■ Text section:
Appeal from a judgment of the United States Tax Court, Dawson, J., denying appellant Bebe Klein the benefits of the "innocent spouse" provisions of Section 6013(e) of the Internal Revenue Code of 1954, 26 U.S.C. § 6013(e). Affirmed.
Lumbard, Waterman and Meskill, Circuit Judges.
Bebe Klein, individually and as co-executor of the estate of Herman Klein, deceased, and Malcolm B. Klein and Ira K. Klein, the remaining co-executors of that estate, appeal from a judgment of the United States Tax Court, Dawson, J., which held that Bebe Klein was not entitled to the benefits of the "innocent spouse" provisions of Section 6013(e) of the Internal Revenue Code of 1954 ("the Code"), 26 U.S.C. § 6013(e).*fn1 The tax court, in its opinion reported at 63 T.C. 585 (1975), concluded that the "innocent spouse" protection was not available because the amount of gross income which was omitted from Herman and Bebe Klein's joint tax return for the taxable year 1955 did not exceed twenty-five percent of the amount of gross income "stated in the return" as is required by Section 6013(e)(1)(A) of the Code. We agree with the result reached by the tax court and affirm.

■ Stated problem: In the court opinion, which taxable year's joint return did Herman and Bebe Klein file? Nothing in the listing matters here.

■ Raw data:
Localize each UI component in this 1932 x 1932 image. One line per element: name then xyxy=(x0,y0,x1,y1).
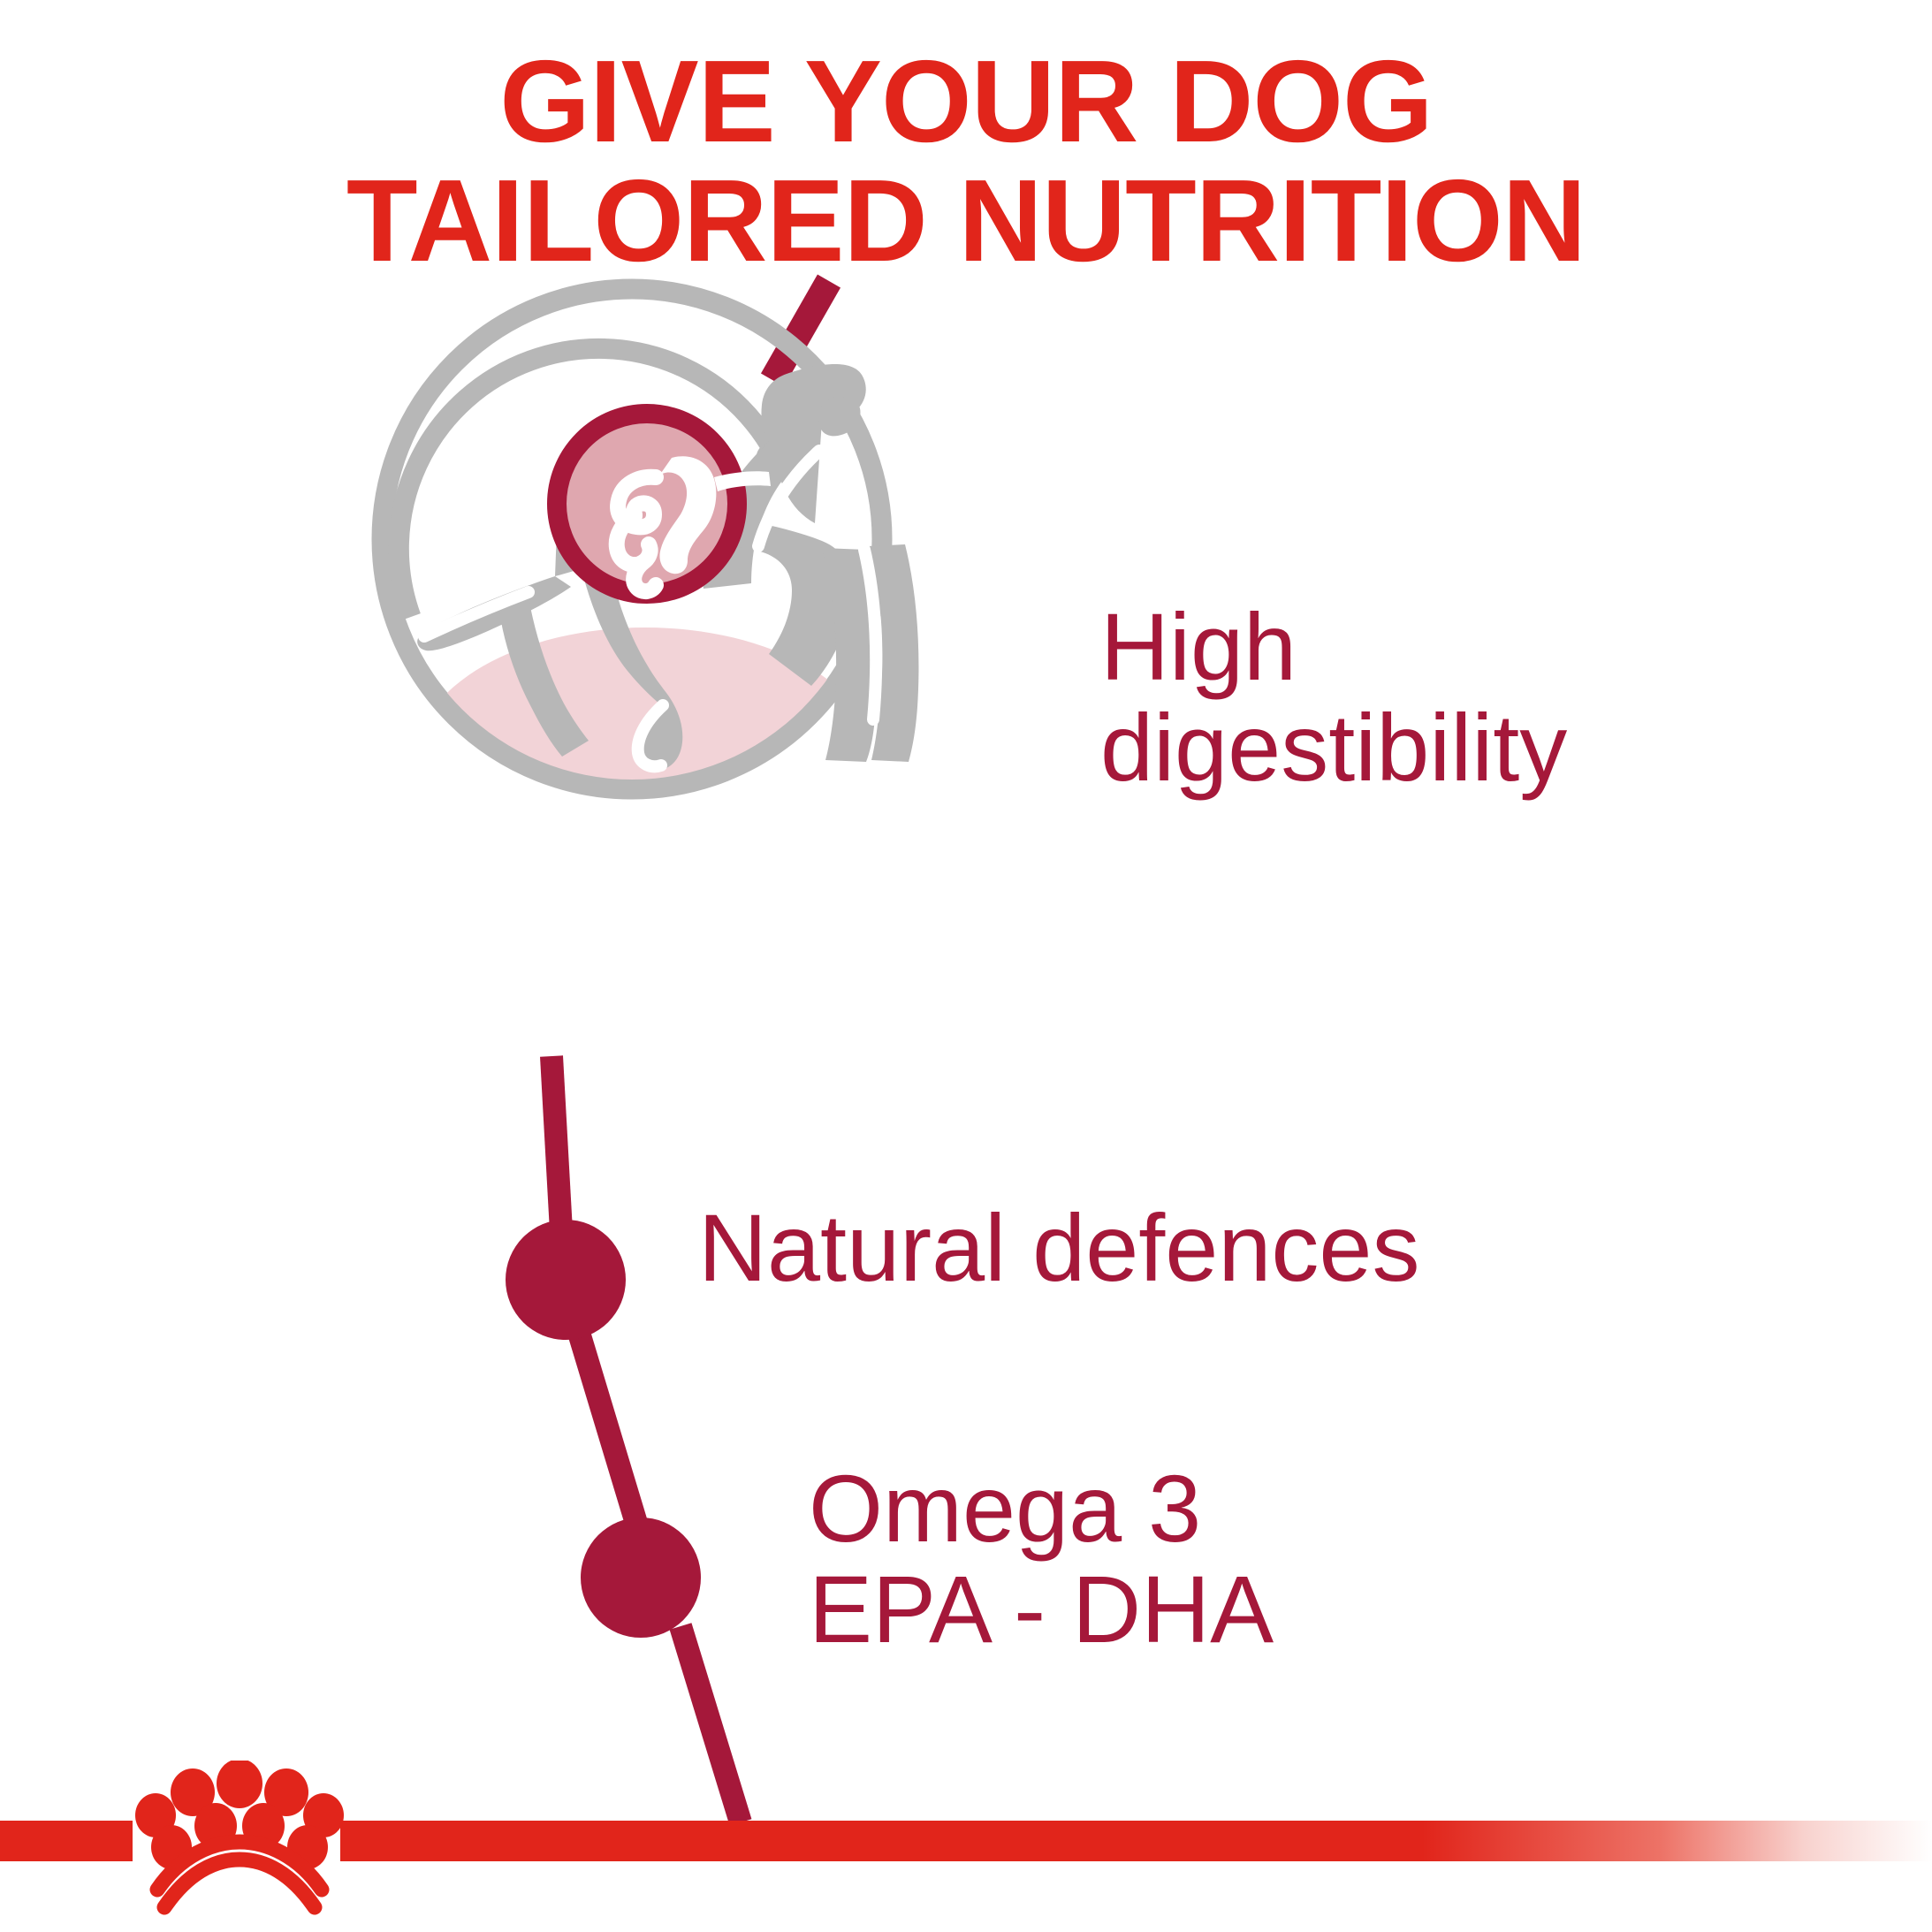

■ The answer: 1955